** Aim of the task **
Output all of the entries below precisely as written.

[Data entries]
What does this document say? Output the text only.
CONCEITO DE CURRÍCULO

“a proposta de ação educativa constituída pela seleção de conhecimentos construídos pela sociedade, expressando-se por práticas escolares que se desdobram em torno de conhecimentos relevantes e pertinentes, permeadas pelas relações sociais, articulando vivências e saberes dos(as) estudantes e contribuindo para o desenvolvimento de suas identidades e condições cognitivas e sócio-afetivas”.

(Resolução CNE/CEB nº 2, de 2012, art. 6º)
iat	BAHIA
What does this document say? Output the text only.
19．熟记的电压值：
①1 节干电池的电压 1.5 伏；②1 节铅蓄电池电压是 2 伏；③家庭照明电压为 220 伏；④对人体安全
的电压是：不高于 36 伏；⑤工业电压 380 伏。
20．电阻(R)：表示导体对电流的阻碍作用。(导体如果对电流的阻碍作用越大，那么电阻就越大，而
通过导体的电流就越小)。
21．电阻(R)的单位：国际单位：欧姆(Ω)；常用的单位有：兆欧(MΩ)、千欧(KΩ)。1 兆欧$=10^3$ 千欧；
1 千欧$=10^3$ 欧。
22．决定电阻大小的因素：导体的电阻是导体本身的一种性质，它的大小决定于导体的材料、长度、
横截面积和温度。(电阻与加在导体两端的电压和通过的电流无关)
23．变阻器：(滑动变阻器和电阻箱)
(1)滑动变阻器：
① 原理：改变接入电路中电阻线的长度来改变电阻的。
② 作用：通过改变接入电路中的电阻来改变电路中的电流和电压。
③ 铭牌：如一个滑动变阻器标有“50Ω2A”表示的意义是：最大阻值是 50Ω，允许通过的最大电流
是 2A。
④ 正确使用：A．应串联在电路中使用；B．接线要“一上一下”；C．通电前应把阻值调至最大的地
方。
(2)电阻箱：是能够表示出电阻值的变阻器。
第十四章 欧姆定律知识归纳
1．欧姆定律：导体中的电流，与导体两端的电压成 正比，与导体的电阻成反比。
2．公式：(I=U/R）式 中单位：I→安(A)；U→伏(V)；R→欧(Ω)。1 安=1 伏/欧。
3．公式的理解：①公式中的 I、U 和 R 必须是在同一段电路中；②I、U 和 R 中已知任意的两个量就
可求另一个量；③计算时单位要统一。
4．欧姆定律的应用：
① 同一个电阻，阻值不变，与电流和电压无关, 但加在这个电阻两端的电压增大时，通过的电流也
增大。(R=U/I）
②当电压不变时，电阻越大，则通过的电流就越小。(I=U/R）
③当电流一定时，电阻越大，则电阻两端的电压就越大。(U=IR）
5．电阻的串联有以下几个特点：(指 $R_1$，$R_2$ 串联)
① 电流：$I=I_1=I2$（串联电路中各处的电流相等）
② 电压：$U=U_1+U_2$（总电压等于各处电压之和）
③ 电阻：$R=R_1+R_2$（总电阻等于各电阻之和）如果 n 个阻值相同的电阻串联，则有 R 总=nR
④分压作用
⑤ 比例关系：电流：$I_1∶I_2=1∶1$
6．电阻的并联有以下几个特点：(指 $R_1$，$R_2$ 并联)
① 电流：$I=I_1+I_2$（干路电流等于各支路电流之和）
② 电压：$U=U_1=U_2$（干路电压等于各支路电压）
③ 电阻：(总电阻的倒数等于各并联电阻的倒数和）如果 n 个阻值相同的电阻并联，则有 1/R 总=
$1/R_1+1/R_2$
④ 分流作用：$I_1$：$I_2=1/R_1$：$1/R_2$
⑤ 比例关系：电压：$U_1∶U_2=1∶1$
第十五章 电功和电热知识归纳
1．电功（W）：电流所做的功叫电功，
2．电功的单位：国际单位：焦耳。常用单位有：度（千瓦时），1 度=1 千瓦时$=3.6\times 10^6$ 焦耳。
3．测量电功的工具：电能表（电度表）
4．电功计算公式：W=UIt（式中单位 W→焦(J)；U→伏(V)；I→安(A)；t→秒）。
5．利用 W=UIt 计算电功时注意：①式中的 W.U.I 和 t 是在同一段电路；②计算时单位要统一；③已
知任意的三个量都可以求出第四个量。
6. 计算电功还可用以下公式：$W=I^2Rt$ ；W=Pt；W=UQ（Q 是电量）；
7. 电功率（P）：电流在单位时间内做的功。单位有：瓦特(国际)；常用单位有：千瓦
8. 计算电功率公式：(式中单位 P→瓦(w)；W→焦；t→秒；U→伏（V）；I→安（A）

** Response **
What does this document say? Output the text only.
CONCEITO DE CURRÍCULO

“a proposta de ação educativa constituída pela seleção de conhecimentos construídos pela sociedade, expressando-se por práticas escolares que se desdobram em torno de conhecimentos relevantes e pertinentes, permeadas pelas relações sociais, articulando vivências e saberes dos(as) estudantes e contribuindo para o desenvolvimento de suas identidades e condições cognitivas e sócio-afetivas”.

(Resolução CNE/CEB nº 2, de 2012, art. 6º)
iat	BAHIA
What does this document say? Output the text only.
19．熟记的电压值：
①1 节干电池的电压 1.5 伏；②1 节铅蓄电池电压是 2 伏；③家庭照明电压为 220 伏；④对人体安全
的电压是：不高于 36 伏；⑤工业电压 380 伏。
20．电阻(R)：表示导体对电流的阻碍作用。(导体如果对电流的阻碍作用越大，那么电阻就越大，而
通过导体的电流就越小)。
21．电阻(R)的单位：国际单位：欧姆(Ω)；常用的单位有：兆欧(MΩ)、千欧(KΩ)。1 兆欧$=10^3$ 千欧；
1 千欧$=10^3$ 欧。
22．决定电阻大小的因素：导体的电阻是导体本身的一种性质，它的大小决定于导体的材料、长度、
横截面积和温度。(电阻与加在导体两端的电压和通过的电流无关)
23．变阻器：(滑动变阻器和电阻箱)
(1)滑动变阻器：
① 原理：改变接入电路中电阻线的长度来改变电阻的。
② 作用：通过改变接入电路中的电阻来改变电路中的电流和电压。
③ 铭牌：如一个滑动变阻器标有“50Ω2A”表示的意义是：最大阻值是 50Ω，允许通过的最大电流
是 2A。
④ 正确使用：A．应串联在电路中使用；B．接线要“一上一下”；C．通电前应把阻值调至最大的地
方。
(2)电阻箱：是能够表示出电阻值的变阻器。
第十四章 欧姆定律知识归纳
1．欧姆定律：导体中的电流，与导体两端的电压成 正比，与导体的电阻成反比。
2．公式：(I=U/R）式 中单位：I→安(A)；U→伏(V)；R→欧(Ω)。1 安=1 伏/欧。
3．公式的理解：①公式中的 I、U 和 R 必须是在同一段电路中；②I、U 和 R 中已知任意的两个量就
可求另一个量；③计算时单位要统一。
4．欧姆定律的应用：
① 同一个电阻，阻值不变，与电流和电压无关, 但加在这个电阻两端的电压增大时，通过的电流也
增大。(R=U/I）
②当电压不变时，电阻越大，则通过的电流就越小。(I=U/R）
③当电流一定时，电阻越大，则电阻两端的电压就越大。(U=IR）
5．电阻的串联有以下几个特点：(指 $R_1$，$R_2$ 串联)
① 电流：$I=I_1=I2$（串联电路中各处的电流相等）
② 电压：$U=U_1+U_2$（总电压等于各处电压之和）
③ 电阻：$R=R_1+R_2$（总电阻等于各电阻之和）如果 n 个阻值相同的电阻串联，则有 R 总=nR
④分压作用
⑤ 比例关系：电流：$I_1∶I_2=1∶1$
6．电阻的并联有以下几个特点：(指 $R_1$，$R_2$ 并联)
① 电流：$I=I_1+I_2$（干路电流等于各支路电流之和）
② 电压：$U=U_1=U_2$（干路电压等于各支路电压）
③ 电阻：(总电阻的倒数等于各并联电阻的倒数和）如果 n 个阻值相同的电阻并联，则有 1/R 总=
$1/R_1+1/R_2$
④ 分流作用：$I_1$：$I_2=1/R_1$：$1/R_2$
⑤ 比例关系：电压：$U_1∶U_2=1∶1$
第十五章 电功和电热知识归纳
1．电功（W）：电流所做的功叫电功，
2．电功的单位：国际单位：焦耳。常用单位有：度（千瓦时），1 度=1 千瓦时$=3.6\times 10^6$ 焦耳。
3．测量电功的工具：电能表（电度表）
4．电功计算公式：W=UIt（式中单位 W→焦(J)；U→伏(V)；I→安(A)；t→秒）。
5．利用 W=UIt 计算电功时注意：①式中的 W.U.I 和 t 是在同一段电路；②计算时单位要统一；③已
知任意的三个量都可以求出第四个量。
6. 计算电功还可用以下公式：$W=I^2Rt$ ；W=Pt；W=UQ（Q 是电量）；
7. 电功率（P）：电流在单位时间内做的功。单位有：瓦特(国际)；常用单位有：千瓦
8. 计算电功率公式：(式中单位 P→瓦(w)；W→焦；t→秒；U→伏（V）；I→安（A）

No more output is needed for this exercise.